→ Work to be completed
Each line that holds the word "icon" counts once; report how many lines do so and nothing else.

→ Stored entries
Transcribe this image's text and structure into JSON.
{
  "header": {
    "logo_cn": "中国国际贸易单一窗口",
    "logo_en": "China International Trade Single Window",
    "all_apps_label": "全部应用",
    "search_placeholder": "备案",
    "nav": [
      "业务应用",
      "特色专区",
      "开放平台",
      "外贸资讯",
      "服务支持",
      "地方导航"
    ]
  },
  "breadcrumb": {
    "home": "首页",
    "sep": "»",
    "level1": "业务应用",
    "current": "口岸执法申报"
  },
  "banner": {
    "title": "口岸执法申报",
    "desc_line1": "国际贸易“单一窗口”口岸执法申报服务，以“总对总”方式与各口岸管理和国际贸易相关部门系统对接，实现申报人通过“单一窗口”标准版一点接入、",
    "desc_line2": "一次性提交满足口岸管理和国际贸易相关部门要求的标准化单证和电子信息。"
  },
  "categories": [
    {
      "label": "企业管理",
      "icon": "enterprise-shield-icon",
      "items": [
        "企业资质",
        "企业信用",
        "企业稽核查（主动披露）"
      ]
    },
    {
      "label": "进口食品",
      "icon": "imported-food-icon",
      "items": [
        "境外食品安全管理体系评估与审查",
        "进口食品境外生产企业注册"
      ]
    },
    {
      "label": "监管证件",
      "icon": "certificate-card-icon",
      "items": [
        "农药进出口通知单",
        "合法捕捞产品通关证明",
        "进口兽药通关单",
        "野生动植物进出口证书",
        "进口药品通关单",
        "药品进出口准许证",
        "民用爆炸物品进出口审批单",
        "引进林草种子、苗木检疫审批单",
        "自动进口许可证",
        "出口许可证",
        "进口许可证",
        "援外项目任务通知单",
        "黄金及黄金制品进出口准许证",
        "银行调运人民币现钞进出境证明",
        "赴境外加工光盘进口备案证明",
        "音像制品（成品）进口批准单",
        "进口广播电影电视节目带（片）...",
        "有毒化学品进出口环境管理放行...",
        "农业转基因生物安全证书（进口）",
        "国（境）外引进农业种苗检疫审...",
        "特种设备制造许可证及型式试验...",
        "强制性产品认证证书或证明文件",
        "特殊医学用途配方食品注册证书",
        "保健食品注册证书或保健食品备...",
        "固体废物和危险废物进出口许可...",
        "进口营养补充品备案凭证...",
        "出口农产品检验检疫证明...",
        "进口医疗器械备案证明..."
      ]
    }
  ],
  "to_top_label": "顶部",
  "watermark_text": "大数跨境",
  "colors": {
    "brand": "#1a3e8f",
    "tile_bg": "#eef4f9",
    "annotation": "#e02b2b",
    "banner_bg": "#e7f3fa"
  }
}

→ Written response
3